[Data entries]
_ _ _
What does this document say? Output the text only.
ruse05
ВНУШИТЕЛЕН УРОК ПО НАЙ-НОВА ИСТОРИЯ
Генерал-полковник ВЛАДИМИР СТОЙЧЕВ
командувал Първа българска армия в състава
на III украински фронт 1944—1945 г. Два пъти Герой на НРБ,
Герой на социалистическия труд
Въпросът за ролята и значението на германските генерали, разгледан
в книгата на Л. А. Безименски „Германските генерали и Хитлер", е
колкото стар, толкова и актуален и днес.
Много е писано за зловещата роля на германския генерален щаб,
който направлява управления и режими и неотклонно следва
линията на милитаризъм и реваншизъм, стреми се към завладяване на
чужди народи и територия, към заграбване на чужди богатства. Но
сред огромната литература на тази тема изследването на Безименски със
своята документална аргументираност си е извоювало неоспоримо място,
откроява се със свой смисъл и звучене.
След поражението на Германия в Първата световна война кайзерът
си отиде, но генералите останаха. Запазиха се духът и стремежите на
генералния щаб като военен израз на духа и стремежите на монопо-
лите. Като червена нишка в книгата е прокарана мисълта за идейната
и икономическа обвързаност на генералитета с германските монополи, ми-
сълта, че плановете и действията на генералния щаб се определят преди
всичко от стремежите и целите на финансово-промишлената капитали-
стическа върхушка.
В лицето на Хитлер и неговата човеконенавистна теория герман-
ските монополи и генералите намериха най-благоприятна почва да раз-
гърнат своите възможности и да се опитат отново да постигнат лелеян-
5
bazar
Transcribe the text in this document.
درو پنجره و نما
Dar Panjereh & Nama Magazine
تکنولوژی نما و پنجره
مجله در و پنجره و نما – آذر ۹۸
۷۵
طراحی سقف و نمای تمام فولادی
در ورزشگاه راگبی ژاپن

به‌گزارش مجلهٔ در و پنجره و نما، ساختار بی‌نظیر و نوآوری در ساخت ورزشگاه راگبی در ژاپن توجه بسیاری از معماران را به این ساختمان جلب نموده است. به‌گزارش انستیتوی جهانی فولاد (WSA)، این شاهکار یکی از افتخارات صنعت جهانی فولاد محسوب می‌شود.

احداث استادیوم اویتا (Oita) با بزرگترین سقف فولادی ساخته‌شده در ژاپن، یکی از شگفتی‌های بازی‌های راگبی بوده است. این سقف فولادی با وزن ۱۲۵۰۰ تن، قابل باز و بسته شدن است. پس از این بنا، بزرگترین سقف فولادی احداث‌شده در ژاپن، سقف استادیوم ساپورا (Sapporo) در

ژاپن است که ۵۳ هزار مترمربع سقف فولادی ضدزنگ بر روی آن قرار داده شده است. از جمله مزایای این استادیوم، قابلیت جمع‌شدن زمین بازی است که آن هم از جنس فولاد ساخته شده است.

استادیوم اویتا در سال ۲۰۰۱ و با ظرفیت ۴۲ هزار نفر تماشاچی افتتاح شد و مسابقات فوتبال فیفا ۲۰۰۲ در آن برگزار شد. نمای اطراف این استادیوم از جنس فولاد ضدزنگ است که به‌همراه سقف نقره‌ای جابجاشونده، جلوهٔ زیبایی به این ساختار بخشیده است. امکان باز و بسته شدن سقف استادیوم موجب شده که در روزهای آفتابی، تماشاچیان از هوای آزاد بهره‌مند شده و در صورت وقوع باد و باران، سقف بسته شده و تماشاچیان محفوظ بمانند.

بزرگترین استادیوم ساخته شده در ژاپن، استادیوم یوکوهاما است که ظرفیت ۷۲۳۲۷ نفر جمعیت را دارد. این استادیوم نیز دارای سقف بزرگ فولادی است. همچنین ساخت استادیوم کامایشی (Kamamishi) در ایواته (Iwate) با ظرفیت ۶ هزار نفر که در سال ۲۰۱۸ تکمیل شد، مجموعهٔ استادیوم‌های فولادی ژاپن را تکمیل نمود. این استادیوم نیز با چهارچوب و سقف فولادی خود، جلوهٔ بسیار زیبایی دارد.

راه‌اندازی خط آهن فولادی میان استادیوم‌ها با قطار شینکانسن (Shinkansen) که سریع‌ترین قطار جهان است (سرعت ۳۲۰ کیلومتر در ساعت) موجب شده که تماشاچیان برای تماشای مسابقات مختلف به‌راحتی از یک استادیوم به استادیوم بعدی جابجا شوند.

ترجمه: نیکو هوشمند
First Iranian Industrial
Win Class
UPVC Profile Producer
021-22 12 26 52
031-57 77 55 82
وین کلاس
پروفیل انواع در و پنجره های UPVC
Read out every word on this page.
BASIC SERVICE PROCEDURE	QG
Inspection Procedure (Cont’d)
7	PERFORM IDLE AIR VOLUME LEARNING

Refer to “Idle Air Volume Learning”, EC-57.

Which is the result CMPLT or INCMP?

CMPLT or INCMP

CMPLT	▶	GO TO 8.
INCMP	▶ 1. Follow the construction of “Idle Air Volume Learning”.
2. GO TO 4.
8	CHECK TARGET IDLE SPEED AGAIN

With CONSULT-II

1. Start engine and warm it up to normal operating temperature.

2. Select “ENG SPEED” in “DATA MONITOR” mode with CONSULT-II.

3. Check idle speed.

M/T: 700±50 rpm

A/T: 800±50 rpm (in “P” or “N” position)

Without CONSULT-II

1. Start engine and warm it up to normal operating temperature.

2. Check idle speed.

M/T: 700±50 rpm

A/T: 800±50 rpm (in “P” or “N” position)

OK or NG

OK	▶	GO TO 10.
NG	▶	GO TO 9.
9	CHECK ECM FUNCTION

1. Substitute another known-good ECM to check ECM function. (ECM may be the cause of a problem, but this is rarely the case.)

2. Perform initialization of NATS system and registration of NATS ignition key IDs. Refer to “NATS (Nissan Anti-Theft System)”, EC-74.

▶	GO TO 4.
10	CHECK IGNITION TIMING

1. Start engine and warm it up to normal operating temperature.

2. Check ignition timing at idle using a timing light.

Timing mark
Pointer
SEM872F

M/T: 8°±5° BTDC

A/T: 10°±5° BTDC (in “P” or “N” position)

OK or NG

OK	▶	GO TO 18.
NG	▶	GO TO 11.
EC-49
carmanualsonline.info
_ _ _
**Given request**
Extract the complete set of records unchanged.

**Solution below**
What does this document say? Output the text only.
ruse05
ВНУШИТЕЛЕН УРОК ПО НАЙ-НОВА ИСТОРИЯ
Генерал-полковник ВЛАДИМИР СТОЙЧЕВ
командувал Първа българска армия в състава
на III украински фронт 1944—1945 г. Два пъти Герой на НРБ,
Герой на социалистическия труд
Въпросът за ролята и значението на германските генерали, разгледан
в книгата на Л. А. Безименски „Германските генерали и Хитлер", е
колкото стар, толкова и актуален и днес.
Много е писано за зловещата роля на германския генерален щаб,
който направлява управления и режими и неотклонно следва
линията на милитаризъм и реваншизъм, стреми се към завладяване на
чужди народи и територия, към заграбване на чужди богатства. Но
сред огромната литература на тази тема изследването на Безименски със
своята документална аргументираност си е извоювало неоспоримо място,
откроява се със свой смисъл и звучене.
След поражението на Германия в Първата световна война кайзерът
си отиде, но генералите останаха. Запазиха се духът и стремежите на
генералния щаб като военен израз на духа и стремежите на монопо-
лите. Като червена нишка в книгата е прокарана мисълта за идейната
и икономическа обвързаност на генералитета с германските монополи, ми-
сълта, че плановете и действията на генералния щаб се определят преди
всичко от стремежите и целите на финансово-промишлената капитали-
стическа върхушка.
В лицето на Хитлер и неговата човеконенавистна теория герман-
ските монополи и генералите намериха най-благоприятна почва да раз-
гърнат своите възможности и да се опитат отново да постигнат лелеян-
5
bazar
Transcribe the text in this document.
درو پنجره و نما
Dar Panjereh & Nama Magazine
تکنولوژی نما و پنجره
مجله در و پنجره و نما – آذر ۹۸
۷۵
طراحی سقف و نمای تمام فولادی
در ورزشگاه راگبی ژاپن

به‌گزارش مجلهٔ در و پنجره و نما، ساختار بی‌نظیر و نوآوری در ساخت ورزشگاه راگبی در ژاپن توجه بسیاری از معماران را به این ساختمان جلب نموده است. به‌گزارش انستیتوی جهانی فولاد (WSA)، این شاهکار یکی از افتخارات صنعت جهانی فولاد محسوب می‌شود.

احداث استادیوم اویتا (Oita) با بزرگترین سقف فولادی ساخته‌شده در ژاپن، یکی از شگفتی‌های بازی‌های راگبی بوده است. این سقف فولادی با وزن ۱۲۵۰۰ تن، قابل باز و بسته شدن است. پس از این بنا، بزرگترین سقف فولادی احداث‌شده در ژاپن، سقف استادیوم ساپورا (Sapporo) در

ژاپن است که ۵۳ هزار مترمربع سقف فولادی ضدزنگ بر روی آن قرار داده شده است. از جمله مزایای این استادیوم، قابلیت جمع‌شدن زمین بازی است که آن هم از جنس فولاد ساخته شده است.

استادیوم اویتا در سال ۲۰۰۱ و با ظرفیت ۴۲ هزار نفر تماشاچی افتتاح شد و مسابقات فوتبال فیفا ۲۰۰۲ در آن برگزار شد. نمای اطراف این استادیوم از جنس فولاد ضدزنگ است که به‌همراه سقف نقره‌ای جابجاشونده، جلوهٔ زیبایی به این ساختار بخشیده است. امکان باز و بسته شدن سقف استادیوم موجب شده که در روزهای آفتابی، تماشاچیان از هوای آزاد بهره‌مند شده و در صورت وقوع باد و باران، سقف بسته شده و تماشاچیان محفوظ بمانند.

بزرگترین استادیوم ساخته شده در ژاپن، استادیوم یوکوهاما است که ظرفیت ۷۲۳۲۷ نفر جمعیت را دارد. این استادیوم نیز دارای سقف بزرگ فولادی است. همچنین ساخت استادیوم کامایشی (Kamamishi) در ایواته (Iwate) با ظرفیت ۶ هزار نفر که در سال ۲۰۱۸ تکمیل شد، مجموعهٔ استادیوم‌های فولادی ژاپن را تکمیل نمود. این استادیوم نیز با چهارچوب و سقف فولادی خود، جلوهٔ بسیار زیبایی دارد.

راه‌اندازی خط آهن فولادی میان استادیوم‌ها با قطار شینکانسن (Shinkansen) که سریع‌ترین قطار جهان است (سرعت ۳۲۰ کیلومتر در ساعت) موجب شده که تماشاچیان برای تماشای مسابقات مختلف به‌راحتی از یک استادیوم به استادیوم بعدی جابجا شوند.

ترجمه: نیکو هوشمند
First Iranian Industrial
Win Class
UPVC Profile Producer
021-22 12 26 52
031-57 77 55 82
وین کلاس
پروفیل انواع در و پنجره های UPVC
Read out every word on this page.
BASIC SERVICE PROCEDURE	QG
Inspection Procedure (Cont’d)
7	PERFORM IDLE AIR VOLUME LEARNING

Refer to “Idle Air Volume Learning”, EC-57.

Which is the result CMPLT or INCMP?

CMPLT or INCMP

CMPLT	▶	GO TO 8.
INCMP	▶ 1. Follow the construction of “Idle Air Volume Learning”.
2. GO TO 4.
8	CHECK TARGET IDLE SPEED AGAIN

With CONSULT-II

1. Start engine and warm it up to normal operating temperature.

2. Select “ENG SPEED” in “DATA MONITOR” mode with CONSULT-II.

3. Check idle speed.

M/T: 700±50 rpm

A/T: 800±50 rpm (in “P” or “N” position)

Without CONSULT-II

1. Start engine and warm it up to normal operating temperature.

2. Check idle speed.

M/T: 700±50 rpm

A/T: 800±50 rpm (in “P” or “N” position)

OK or NG

OK	▶	GO TO 10.
NG	▶	GO TO 9.
9	CHECK ECM FUNCTION

1. Substitute another known-good ECM to check ECM function. (ECM may be the cause of a problem, but this is rarely the case.)

2. Perform initialization of NATS system and registration of NATS ignition key IDs. Refer to “NATS (Nissan Anti-Theft System)”, EC-74.

▶	GO TO 4.
10	CHECK IGNITION TIMING

1. Start engine and warm it up to normal operating temperature.

2. Check ignition timing at idle using a timing light.

Timing mark
Pointer
SEM872F

M/T: 8°±5° BTDC

A/T: 10°±5° BTDC (in “P” or “N” position)

OK or NG

OK	▶	GO TO 18.
NG	▶	GO TO 11.
EC-49
carmanualsonline.info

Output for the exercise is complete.